--- begin ---
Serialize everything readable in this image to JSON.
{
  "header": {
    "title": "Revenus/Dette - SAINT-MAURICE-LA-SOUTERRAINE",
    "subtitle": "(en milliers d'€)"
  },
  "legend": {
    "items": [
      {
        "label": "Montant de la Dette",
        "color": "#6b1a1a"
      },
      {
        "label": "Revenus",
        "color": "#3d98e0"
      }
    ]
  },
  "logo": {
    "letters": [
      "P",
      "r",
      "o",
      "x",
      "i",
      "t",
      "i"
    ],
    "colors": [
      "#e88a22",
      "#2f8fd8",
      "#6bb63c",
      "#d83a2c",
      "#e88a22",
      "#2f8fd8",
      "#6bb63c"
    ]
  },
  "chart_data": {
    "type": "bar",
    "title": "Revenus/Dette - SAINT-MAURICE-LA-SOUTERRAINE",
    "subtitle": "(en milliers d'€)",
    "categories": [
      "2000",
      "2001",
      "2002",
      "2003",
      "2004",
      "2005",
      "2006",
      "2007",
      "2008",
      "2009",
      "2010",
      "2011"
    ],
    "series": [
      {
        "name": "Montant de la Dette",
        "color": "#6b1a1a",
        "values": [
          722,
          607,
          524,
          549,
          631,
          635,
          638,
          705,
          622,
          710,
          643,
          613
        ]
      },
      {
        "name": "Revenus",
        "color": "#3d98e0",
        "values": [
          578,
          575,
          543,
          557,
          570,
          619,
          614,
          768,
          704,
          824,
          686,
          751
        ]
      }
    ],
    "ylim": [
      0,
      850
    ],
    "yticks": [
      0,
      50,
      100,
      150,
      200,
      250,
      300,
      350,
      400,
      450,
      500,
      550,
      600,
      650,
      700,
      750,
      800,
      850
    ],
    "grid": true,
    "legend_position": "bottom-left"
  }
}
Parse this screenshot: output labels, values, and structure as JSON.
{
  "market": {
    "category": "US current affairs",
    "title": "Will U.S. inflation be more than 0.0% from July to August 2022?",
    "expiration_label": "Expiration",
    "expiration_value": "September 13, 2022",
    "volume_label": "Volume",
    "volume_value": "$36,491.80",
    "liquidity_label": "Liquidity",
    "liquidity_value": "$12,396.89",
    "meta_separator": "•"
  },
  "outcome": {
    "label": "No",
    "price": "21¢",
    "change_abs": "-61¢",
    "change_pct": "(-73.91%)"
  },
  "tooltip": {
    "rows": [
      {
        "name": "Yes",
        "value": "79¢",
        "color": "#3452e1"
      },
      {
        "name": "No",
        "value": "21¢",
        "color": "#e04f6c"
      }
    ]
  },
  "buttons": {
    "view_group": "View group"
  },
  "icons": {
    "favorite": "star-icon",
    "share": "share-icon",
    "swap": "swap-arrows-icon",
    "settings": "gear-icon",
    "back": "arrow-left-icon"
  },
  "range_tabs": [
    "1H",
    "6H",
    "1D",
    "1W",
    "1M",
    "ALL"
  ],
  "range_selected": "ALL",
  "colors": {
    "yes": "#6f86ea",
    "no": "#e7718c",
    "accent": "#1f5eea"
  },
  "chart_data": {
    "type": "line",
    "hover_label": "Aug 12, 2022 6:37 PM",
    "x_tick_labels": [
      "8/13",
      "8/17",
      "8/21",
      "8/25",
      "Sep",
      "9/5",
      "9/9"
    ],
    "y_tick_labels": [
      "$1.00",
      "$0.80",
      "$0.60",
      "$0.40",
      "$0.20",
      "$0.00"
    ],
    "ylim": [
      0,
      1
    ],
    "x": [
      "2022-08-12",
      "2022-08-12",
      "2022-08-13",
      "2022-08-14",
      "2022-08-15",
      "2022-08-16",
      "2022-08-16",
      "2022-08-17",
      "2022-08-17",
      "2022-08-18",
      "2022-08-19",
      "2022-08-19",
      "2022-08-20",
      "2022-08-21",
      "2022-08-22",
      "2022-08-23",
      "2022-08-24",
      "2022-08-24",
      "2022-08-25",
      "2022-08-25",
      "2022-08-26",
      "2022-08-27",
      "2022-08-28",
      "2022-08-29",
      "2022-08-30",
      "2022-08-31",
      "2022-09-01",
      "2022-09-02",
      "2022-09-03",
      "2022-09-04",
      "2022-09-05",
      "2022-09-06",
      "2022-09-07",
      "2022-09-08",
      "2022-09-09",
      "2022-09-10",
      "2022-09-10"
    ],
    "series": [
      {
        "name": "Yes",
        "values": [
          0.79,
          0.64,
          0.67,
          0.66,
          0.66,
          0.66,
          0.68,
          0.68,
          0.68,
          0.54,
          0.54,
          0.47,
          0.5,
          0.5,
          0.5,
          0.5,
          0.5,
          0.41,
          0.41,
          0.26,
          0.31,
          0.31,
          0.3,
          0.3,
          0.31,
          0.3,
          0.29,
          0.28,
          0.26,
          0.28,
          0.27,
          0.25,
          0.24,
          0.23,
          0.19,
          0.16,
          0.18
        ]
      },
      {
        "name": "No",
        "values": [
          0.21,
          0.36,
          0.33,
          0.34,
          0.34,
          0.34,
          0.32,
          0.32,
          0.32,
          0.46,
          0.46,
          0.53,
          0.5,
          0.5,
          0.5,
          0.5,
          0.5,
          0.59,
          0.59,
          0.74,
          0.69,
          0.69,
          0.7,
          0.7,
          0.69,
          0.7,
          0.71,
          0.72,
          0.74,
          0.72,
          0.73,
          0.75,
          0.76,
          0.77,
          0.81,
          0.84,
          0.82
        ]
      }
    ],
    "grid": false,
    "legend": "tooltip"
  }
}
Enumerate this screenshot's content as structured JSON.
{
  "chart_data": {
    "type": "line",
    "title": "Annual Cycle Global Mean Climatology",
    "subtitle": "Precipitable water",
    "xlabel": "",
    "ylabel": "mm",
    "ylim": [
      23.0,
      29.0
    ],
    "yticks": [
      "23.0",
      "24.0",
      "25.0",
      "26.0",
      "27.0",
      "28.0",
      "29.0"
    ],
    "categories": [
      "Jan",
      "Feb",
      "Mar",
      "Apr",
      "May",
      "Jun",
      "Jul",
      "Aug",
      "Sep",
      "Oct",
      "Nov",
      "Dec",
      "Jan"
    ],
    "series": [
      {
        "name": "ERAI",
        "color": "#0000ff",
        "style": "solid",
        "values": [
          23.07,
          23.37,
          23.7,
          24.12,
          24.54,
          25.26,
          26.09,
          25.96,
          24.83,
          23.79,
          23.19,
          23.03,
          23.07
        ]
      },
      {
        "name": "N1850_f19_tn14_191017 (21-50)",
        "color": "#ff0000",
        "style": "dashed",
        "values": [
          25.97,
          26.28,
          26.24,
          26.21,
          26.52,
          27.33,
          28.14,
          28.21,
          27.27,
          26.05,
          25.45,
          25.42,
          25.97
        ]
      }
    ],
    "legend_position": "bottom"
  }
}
--- end ---
### Challenge
All of the data needs to be printed once more, exactly.

### Answer in full
Serialize everything readable in this image to JSON.
{
  "header": {
    "title": "Revenus/Dette - SAINT-MAURICE-LA-SOUTERRAINE",
    "subtitle": "(en milliers d'€)"
  },
  "legend": {
    "items": [
      {
        "label": "Montant de la Dette",
        "color": "#6b1a1a"
      },
      {
        "label": "Revenus",
        "color": "#3d98e0"
      }
    ]
  },
  "logo": {
    "letters": [
      "P",
      "r",
      "o",
      "x",
      "i",
      "t",
      "i"
    ],
    "colors": [
      "#e88a22",
      "#2f8fd8",
      "#6bb63c",
      "#d83a2c",
      "#e88a22",
      "#2f8fd8",
      "#6bb63c"
    ]
  },
  "chart_data": {
    "type": "bar",
    "title": "Revenus/Dette - SAINT-MAURICE-LA-SOUTERRAINE",
    "subtitle": "(en milliers d'€)",
    "categories": [
      "2000",
      "2001",
      "2002",
      "2003",
      "2004",
      "2005",
      "2006",
      "2007",
      "2008",
      "2009",
      "2010",
      "2011"
    ],
    "series": [
      {
        "name": "Montant de la Dette",
        "color": "#6b1a1a",
        "values": [
          722,
          607,
          524,
          549,
          631,
          635,
          638,
          705,
          622,
          710,
          643,
          613
        ]
      },
      {
        "name": "Revenus",
        "color": "#3d98e0",
        "values": [
          578,
          575,
          543,
          557,
          570,
          619,
          614,
          768,
          704,
          824,
          686,
          751
        ]
      }
    ],
    "ylim": [
      0,
      850
    ],
    "yticks": [
      0,
      50,
      100,
      150,
      200,
      250,
      300,
      350,
      400,
      450,
      500,
      550,
      600,
      650,
      700,
      750,
      800,
      850
    ],
    "grid": true,
    "legend_position": "bottom-left"
  }
}
Parse this screenshot: output labels, values, and structure as JSON.
{
  "market": {
    "category": "US current affairs",
    "title": "Will U.S. inflation be more than 0.0% from July to August 2022?",
    "expiration_label": "Expiration",
    "expiration_value": "September 13, 2022",
    "volume_label": "Volume",
    "volume_value": "$36,491.80",
    "liquidity_label": "Liquidity",
    "liquidity_value": "$12,396.89",
    "meta_separator": "•"
  },
  "outcome": {
    "label": "No",
    "price": "21¢",
    "change_abs": "-61¢",
    "change_pct": "(-73.91%)"
  },
  "tooltip": {
    "rows": [
      {
        "name": "Yes",
        "value": "79¢",
        "color": "#3452e1"
      },
      {
        "name": "No",
        "value": "21¢",
        "color": "#e04f6c"
      }
    ]
  },
  "buttons": {
    "view_group": "View group"
  },
  "icons": {
    "favorite": "star-icon",
    "share": "share-icon",
    "swap": "swap-arrows-icon",
    "settings": "gear-icon",
    "back": "arrow-left-icon"
  },
  "range_tabs": [
    "1H",
    "6H",
    "1D",
    "1W",
    "1M",
    "ALL"
  ],
  "range_selected": "ALL",
  "colors": {
    "yes": "#6f86ea",
    "no": "#e7718c",
    "accent": "#1f5eea"
  },
  "chart_data": {
    "type": "line",
    "hover_label": "Aug 12, 2022 6:37 PM",
    "x_tick_labels": [
      "8/13",
      "8/17",
      "8/21",
      "8/25",
      "Sep",
      "9/5",
      "9/9"
    ],
    "y_tick_labels": [
      "$1.00",
      "$0.80",
      "$0.60",
      "$0.40",
      "$0.20",
      "$0.00"
    ],
    "ylim": [
      0,
      1
    ],
    "x": [
      "2022-08-12",
      "2022-08-12",
      "2022-08-13",
      "2022-08-14",
      "2022-08-15",
      "2022-08-16",
      "2022-08-16",
      "2022-08-17",
      "2022-08-17",
      "2022-08-18",
      "2022-08-19",
      "2022-08-19",
      "2022-08-20",
      "2022-08-21",
      "2022-08-22",
      "2022-08-23",
      "2022-08-24",
      "2022-08-24",
      "2022-08-25",
      "2022-08-25",
      "2022-08-26",
      "2022-08-27",
      "2022-08-28",
      "2022-08-29",
      "2022-08-30",
      "2022-08-31",
      "2022-09-01",
      "2022-09-02",
      "2022-09-03",
      "2022-09-04",
      "2022-09-05",
      "2022-09-06",
      "2022-09-07",
      "2022-09-08",
      "2022-09-09",
      "2022-09-10",
      "2022-09-10"
    ],
    "series": [
      {
        "name": "Yes",
        "values": [
          0.79,
          0.64,
          0.67,
          0.66,
          0.66,
          0.66,
          0.68,
          0.68,
          0.68,
          0.54,
          0.54,
          0.47,
          0.5,
          0.5,
          0.5,
          0.5,
          0.5,
          0.41,
          0.41,
          0.26,
          0.31,
          0.31,
          0.3,
          0.3,
          0.31,
          0.3,
          0.29,
          0.28,
          0.26,
          0.28,
          0.27,
          0.25,
          0.24,
          0.23,
          0.19,
          0.16,
          0.18
        ]
      },
      {
        "name": "No",
        "values": [
          0.21,
          0.36,
          0.33,
          0.34,
          0.34,
          0.34,
          0.32,
          0.32,
          0.32,
          0.46,
          0.46,
          0.53,
          0.5,
          0.5,
          0.5,
          0.5,
          0.5,
          0.59,
          0.59,
          0.74,
          0.69,
          0.69,
          0.7,
          0.7,
          0.69,
          0.7,
          0.71,
          0.72,
          0.74,
          0.72,
          0.73,
          0.75,
          0.76,
          0.77,
          0.81,
          0.84,
          0.82
        ]
      }
    ],
    "grid": false,
    "legend": "tooltip"
  }
}
Enumerate this screenshot's content as structured JSON.
{
  "chart_data": {
    "type": "line",
    "title": "Annual Cycle Global Mean Climatology",
    "subtitle": "Precipitable water",
    "xlabel": "",
    "ylabel": "mm",
    "ylim": [
      23.0,
      29.0
    ],
    "yticks": [
      "23.0",
      "24.0",
      "25.0",
      "26.0",
      "27.0",
      "28.0",
      "29.0"
    ],
    "categories": [
      "Jan",
      "Feb",
      "Mar",
      "Apr",
      "May",
      "Jun",
      "Jul",
      "Aug",
      "Sep",
      "Oct",
      "Nov",
      "Dec",
      "Jan"
    ],
    "series": [
      {
        "name": "ERAI",
        "color": "#0000ff",
        "style": "solid",
        "values": [
          23.07,
          23.37,
          23.7,
          24.12,
          24.54,
          25.26,
          26.09,
          25.96,
          24.83,
          23.79,
          23.19,
          23.03,
          23.07
        ]
      },
      {
        "name": "N1850_f19_tn14_191017 (21-50)",
        "color": "#ff0000",
        "style": "dashed",
        "values": [
          25.97,
          26.28,
          26.24,
          26.21,
          26.52,
          27.33,
          28.14,
          28.21,
          27.27,
          26.05,
          25.45,
          25.42,
          25.97
        ]
      }
    ],
    "legend_position": "bottom"
  }
}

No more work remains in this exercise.